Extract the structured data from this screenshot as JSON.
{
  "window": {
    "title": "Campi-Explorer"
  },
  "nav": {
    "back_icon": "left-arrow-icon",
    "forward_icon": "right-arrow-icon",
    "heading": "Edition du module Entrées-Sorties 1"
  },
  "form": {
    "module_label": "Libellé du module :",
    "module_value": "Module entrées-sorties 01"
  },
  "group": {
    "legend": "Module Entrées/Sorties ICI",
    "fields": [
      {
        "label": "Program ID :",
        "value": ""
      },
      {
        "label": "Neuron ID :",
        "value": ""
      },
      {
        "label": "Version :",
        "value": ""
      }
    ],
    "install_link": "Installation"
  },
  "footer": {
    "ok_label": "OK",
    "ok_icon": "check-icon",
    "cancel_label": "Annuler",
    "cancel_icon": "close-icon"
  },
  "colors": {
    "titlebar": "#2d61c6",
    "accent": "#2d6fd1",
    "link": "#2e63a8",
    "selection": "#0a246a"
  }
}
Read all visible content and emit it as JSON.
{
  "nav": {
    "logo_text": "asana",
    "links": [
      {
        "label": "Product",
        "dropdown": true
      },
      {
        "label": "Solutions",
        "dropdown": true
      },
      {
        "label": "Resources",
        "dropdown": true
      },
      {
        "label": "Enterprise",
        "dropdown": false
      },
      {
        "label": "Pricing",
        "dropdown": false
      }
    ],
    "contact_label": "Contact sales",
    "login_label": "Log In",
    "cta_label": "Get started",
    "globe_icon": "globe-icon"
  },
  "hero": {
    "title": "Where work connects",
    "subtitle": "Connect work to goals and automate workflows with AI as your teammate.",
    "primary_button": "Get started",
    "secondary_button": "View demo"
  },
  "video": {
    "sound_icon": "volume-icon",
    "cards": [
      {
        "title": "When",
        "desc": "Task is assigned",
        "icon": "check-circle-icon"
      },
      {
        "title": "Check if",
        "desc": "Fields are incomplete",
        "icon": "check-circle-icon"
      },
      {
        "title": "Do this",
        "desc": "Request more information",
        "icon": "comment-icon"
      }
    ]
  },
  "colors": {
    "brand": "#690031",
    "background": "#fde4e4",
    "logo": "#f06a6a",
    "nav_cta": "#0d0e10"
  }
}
..........
(Task instructions)
Print again the material above, limited to the lines from the one holding "Read all visible content and emit it as JSON." through the last, inclusive.

(Exercise response)
Read all visible content and emit it as JSON.
{
  "nav": {
    "logo_text": "asana",
    "links": [
      {
        "label": "Product",
        "dropdown": true
      },
      {
        "label": "Solutions",
        "dropdown": true
      },
      {
        "label": "Resources",
        "dropdown": true
      },
      {
        "label": "Enterprise",
        "dropdown": false
      },
      {
        "label": "Pricing",
        "dropdown": false
      }
    ],
    "contact_label": "Contact sales",
    "login_label": "Log In",
    "cta_label": "Get started",
    "globe_icon": "globe-icon"
  },
  "hero": {
    "title": "Where work connects",
    "subtitle": "Connect work to goals and automate workflows with AI as your teammate.",
    "primary_button": "Get started",
    "secondary_button": "View demo"
  },
  "video": {
    "sound_icon": "volume-icon",
    "cards": [
      {
        "title": "When",
        "desc": "Task is assigned",
        "icon": "check-circle-icon"
      },
      {
        "title": "Check if",
        "desc": "Fields are incomplete",
        "icon": "check-circle-icon"
      },
      {
        "title": "Do this",
        "desc": "Request more information",
        "icon": "comment-icon"
      }
    ]
  },
  "colors": {
    "brand": "#690031",
    "background": "#fde4e4",
    "logo": "#f06a6a",
    "nav_cta": "#0d0e10"
  }
}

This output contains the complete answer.